**Quoted passage**
___

Connexin gap junctions, formed as a hexamer of connexin subunits, play a critical role in intercellular communication [75]. Mutations in at least ten connexin genes, including GJA1, have been reported to cause human diseases [65,67]. The mechanisms underlying the causative mutations in these genes can be briefly classified into two major groups: loss of hemichannel function or gain of hemichannel function [60,65,67]. The position- and type-dependent pathogenicity of mutations in GJA1 may be well explained based on these two mechanisms, as illustrated in Figure 4. The hexameric connexin subunits of CX43 encoded by GJA1 form gap junction channels connecting the two cytoplasmic compartments [10,76]. CX43 bearing missense PPVs might interfere with the assembly process of the hexameric subunits, and mutations in the domain region would have more severe effects than outside the domain. Heterozygous truncated CX43 in the domain is unable to incorporate into the hexameric complex, such that CX43 encoded by the normal allele can form structurally normal channels with reduced amounts, while heterozygous CX43 truncated outside the domain is able to incorporate into most hexameric complexes but is functionally inactive.

Most abnormalities in patients with mutations in GJA1 are present since birth and stationary. Therefore, attention should be paid to the severe complications of ocular anomalies, such as glaucoma. The development of secondary glaucoma later in life may lead to irreversible blindness [77]. In our previous study, a large family with microcornea and glaucoma illustrated the high risk of glaucoma in patients with GJA1 PPVs [22]. A review of the clinical data for patients with mutations in GJA1 revealed that at least 26.7% of patients had glaucoma, and the incidence of glaucoma increased with age, reaching 38.7% at approximately 30 years of age and probably increasing thereafter. Recognizing such severe complications is important as glaucoma is preventable and treatable with good outcomes if it is detected and managed at the early stage.

___

**Data shown**
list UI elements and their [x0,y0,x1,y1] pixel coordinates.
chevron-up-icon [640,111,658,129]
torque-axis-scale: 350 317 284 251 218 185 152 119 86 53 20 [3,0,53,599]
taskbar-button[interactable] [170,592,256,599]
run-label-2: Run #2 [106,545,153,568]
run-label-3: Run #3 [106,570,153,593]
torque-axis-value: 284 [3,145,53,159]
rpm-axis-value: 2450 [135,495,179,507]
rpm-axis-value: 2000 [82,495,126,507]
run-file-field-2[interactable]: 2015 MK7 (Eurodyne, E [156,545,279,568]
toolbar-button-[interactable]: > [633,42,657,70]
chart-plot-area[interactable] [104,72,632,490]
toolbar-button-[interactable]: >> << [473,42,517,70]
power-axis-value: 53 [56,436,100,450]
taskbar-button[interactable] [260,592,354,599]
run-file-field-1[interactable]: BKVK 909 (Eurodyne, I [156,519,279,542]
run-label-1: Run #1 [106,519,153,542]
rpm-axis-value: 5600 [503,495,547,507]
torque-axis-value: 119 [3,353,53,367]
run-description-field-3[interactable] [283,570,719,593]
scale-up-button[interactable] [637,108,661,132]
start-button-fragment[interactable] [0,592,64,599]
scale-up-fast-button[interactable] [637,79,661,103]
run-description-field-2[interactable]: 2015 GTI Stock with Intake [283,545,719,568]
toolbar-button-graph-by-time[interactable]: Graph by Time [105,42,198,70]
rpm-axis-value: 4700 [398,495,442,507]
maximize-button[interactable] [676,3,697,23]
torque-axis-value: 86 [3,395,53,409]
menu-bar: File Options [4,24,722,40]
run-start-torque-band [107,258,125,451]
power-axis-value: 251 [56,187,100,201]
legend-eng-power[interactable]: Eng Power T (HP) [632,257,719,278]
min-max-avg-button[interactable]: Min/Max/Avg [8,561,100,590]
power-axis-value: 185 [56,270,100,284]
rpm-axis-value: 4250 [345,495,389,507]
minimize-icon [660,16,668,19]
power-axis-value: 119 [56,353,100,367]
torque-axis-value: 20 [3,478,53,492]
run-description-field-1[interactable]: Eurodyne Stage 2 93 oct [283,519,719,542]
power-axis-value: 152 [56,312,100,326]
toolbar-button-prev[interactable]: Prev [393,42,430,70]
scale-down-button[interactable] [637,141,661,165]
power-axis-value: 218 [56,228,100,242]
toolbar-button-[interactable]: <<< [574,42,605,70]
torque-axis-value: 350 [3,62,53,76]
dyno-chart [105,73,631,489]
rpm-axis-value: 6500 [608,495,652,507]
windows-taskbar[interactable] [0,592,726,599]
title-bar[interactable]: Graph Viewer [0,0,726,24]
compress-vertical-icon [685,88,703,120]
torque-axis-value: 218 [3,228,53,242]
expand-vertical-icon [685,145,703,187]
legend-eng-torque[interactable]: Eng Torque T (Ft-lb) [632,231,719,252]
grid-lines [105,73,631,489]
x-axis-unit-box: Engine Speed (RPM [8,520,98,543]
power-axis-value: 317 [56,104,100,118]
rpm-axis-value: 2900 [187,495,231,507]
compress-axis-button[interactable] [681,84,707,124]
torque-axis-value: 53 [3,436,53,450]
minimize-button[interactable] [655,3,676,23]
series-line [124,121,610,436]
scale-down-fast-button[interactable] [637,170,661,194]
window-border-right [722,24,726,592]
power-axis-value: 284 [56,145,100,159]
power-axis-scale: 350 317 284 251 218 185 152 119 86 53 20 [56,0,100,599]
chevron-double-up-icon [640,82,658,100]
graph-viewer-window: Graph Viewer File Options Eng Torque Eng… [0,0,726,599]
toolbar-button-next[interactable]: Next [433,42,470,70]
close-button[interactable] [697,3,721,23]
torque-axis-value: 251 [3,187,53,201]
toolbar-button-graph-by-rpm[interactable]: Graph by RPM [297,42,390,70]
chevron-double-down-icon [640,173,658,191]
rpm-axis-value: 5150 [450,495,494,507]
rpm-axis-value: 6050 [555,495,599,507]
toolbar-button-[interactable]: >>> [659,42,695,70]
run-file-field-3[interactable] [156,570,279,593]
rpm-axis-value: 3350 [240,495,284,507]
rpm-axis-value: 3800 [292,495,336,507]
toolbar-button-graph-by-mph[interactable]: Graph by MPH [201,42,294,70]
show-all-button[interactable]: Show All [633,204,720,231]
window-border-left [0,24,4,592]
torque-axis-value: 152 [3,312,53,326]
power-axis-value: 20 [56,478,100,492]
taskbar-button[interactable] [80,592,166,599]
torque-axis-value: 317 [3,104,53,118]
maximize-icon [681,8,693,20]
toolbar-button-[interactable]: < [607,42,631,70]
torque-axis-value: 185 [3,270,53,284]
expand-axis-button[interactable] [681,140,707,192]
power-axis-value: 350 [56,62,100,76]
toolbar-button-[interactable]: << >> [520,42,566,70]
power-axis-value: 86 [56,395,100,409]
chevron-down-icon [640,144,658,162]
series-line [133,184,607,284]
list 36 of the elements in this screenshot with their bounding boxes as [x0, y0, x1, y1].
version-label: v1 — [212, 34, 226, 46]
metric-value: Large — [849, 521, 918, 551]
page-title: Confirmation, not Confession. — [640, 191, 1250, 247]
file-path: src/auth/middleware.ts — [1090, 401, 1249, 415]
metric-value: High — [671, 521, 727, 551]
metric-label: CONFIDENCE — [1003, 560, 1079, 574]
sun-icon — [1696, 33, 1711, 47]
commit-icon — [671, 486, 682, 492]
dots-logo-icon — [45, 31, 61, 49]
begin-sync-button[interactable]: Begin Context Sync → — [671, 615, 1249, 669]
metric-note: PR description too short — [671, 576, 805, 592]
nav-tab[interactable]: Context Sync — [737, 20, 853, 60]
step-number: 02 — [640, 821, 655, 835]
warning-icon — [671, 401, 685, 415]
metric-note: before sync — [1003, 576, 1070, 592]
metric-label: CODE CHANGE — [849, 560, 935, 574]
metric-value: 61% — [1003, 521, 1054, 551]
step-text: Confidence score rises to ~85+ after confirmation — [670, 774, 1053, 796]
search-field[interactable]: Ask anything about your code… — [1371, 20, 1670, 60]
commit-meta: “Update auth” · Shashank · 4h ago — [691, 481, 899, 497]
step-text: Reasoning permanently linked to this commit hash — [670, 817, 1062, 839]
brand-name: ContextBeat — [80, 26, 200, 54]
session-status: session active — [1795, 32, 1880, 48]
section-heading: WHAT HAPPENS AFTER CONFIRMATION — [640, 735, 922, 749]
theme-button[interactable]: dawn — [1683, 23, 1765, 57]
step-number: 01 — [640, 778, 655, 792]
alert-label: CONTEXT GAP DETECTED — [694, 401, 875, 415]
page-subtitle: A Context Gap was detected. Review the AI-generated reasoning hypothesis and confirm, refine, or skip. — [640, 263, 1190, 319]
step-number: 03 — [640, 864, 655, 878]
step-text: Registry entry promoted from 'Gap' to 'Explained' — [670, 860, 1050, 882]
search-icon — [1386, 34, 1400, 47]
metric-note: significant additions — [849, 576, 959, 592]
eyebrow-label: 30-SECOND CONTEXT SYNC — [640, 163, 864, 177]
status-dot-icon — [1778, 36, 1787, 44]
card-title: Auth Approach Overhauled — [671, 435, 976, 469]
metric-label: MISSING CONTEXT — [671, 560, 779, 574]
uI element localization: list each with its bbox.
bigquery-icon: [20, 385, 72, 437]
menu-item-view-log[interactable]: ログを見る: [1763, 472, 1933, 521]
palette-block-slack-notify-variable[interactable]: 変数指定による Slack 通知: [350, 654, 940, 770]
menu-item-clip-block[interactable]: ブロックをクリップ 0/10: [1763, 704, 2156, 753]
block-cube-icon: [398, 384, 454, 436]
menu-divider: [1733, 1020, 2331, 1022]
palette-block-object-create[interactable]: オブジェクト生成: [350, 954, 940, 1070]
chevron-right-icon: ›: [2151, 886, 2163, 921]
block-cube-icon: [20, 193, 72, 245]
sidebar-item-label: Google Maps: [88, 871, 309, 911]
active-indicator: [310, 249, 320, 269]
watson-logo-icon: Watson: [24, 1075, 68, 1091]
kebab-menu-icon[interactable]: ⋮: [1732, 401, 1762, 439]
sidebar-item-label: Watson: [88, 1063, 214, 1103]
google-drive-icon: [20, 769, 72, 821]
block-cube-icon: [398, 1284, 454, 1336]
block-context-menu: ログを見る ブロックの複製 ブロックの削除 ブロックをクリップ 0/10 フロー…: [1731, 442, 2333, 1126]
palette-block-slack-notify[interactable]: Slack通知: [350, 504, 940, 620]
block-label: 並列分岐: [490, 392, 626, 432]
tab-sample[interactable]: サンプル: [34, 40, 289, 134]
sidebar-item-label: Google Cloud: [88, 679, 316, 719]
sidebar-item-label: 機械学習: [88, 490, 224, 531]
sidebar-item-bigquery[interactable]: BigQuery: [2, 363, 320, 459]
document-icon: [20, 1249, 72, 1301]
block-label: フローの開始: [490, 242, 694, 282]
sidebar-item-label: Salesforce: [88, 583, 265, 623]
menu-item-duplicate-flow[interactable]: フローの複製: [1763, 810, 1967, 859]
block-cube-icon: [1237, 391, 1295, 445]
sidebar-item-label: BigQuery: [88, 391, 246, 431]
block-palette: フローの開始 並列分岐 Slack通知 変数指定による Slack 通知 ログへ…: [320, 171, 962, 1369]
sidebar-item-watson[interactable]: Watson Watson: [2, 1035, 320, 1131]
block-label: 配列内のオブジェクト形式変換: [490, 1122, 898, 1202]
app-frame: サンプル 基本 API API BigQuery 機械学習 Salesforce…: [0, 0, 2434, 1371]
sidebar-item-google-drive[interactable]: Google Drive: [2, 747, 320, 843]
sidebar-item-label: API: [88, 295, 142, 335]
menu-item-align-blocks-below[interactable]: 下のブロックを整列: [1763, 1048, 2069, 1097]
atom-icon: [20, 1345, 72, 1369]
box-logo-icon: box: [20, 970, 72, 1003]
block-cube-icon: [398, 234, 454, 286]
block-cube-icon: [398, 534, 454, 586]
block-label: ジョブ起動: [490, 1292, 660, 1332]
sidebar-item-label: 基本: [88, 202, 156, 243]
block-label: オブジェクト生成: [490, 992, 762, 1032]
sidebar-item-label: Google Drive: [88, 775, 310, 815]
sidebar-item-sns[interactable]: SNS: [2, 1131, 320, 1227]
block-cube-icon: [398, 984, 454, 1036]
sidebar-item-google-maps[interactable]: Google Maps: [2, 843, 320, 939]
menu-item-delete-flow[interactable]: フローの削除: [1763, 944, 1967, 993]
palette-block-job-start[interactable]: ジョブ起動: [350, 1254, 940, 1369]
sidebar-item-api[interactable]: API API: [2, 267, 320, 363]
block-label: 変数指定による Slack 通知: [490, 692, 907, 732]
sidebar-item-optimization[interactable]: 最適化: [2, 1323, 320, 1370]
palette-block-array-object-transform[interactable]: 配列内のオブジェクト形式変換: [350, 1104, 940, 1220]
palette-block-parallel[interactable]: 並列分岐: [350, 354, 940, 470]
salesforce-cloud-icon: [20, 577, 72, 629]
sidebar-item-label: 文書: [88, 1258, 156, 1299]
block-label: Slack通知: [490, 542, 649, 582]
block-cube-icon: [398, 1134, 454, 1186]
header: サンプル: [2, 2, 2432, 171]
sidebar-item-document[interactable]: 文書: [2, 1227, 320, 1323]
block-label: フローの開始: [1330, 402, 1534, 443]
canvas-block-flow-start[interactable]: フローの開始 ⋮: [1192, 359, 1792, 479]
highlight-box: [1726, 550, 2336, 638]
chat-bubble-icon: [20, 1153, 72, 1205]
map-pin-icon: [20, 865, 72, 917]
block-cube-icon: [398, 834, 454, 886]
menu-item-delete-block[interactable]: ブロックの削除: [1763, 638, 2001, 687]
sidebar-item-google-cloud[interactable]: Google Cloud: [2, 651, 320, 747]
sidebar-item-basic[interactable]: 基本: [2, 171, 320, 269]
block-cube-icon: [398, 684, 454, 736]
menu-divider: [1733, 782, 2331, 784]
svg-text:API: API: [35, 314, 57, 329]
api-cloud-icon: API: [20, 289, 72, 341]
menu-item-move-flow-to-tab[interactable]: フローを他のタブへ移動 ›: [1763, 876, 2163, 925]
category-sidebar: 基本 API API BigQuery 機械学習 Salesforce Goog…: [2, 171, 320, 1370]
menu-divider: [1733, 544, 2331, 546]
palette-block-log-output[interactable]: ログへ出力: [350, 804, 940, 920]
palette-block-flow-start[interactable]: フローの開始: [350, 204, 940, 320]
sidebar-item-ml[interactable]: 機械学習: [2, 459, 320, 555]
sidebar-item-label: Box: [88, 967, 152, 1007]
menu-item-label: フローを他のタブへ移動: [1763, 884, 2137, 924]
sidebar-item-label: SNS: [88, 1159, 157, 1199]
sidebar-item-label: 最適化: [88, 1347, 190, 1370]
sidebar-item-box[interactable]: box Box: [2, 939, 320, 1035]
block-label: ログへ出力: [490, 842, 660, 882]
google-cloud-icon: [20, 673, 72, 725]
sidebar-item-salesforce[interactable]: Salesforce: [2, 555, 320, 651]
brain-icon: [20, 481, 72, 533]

___

**What this exercise asks**
**A)** Answer these questions using the passage on GJA1 mutations:
(i) What do connexin subunits form as a hexamer?
(ii) Which protein does GJA1 encode?
(iii) What share of patients with GJA1 mutations had glaucoma, at minimum?
**B)** Rewrite the paragraph of the passage on GJA1 mutations that begins "Most abnormalities in patients" as a short list, keeping its main facts.
**C)** Continue the passage on GJA1 mutations from its last sentence.
The data come from a separate source, not from the text.

**Solved problems**
**A)**
(i) Connexin gap junctions.
(ii) CX43.
(iii) At least 26.7%.

**B)**
- Most abnormalities in patients with GJA1 mutations are present from birth and do not change over time.
- Severe complications of eye anomalies, such as glaucoma, need attention.
- Secondary glaucoma that develops later in life can lead to irreversible blindness.
- An earlier study of a large family with microcornea and glaucoma showed a high risk of glaucoma in patients with GJA1 PPVs.
- Clinical data show that at least 26.7% of patients with GJA1 mutations had glaucoma. The rate rises with age, reaching 38.7% at about 30 years and probably climbing further after that.
- Spotting glaucoma matters because it can be prevented and treated with good results if it is found and managed early.

**C)**
In summary, the characteristics of PPVs in GJA1 associated with ocular phenotypes are defined as follows: The most common heterozygous GJA1 PPVs are missense variants inside the connexin domain and truncation variants downstream of the connexin domain. Further studies on GJA1 are essential to validate this feature as well as its molecular mechanism. Severe eye abnormalities are frequently associated with GJA1 PPVs, including a high risk of glaucoma in adulthood. Early preventative treatment is important for preventing irreversible blindness.

Appendix 1. GJA1 variants detected in the present study.

Appendix 2. Heterozygous GJA1 variants associated with different phenotypes.

Appendix 3. Biallelic GJA1 variants associated with human conditions.

Appendix 4. The distribution and allele frequency of missense variants from our cohort and HGMD.

Acknowledgments

This work was supported by the Fundamental Research Funds of the State Key Laboratory of Ophthalmology. The authors state no conflicts of interest. And the authors are grateful to the patients for their participation.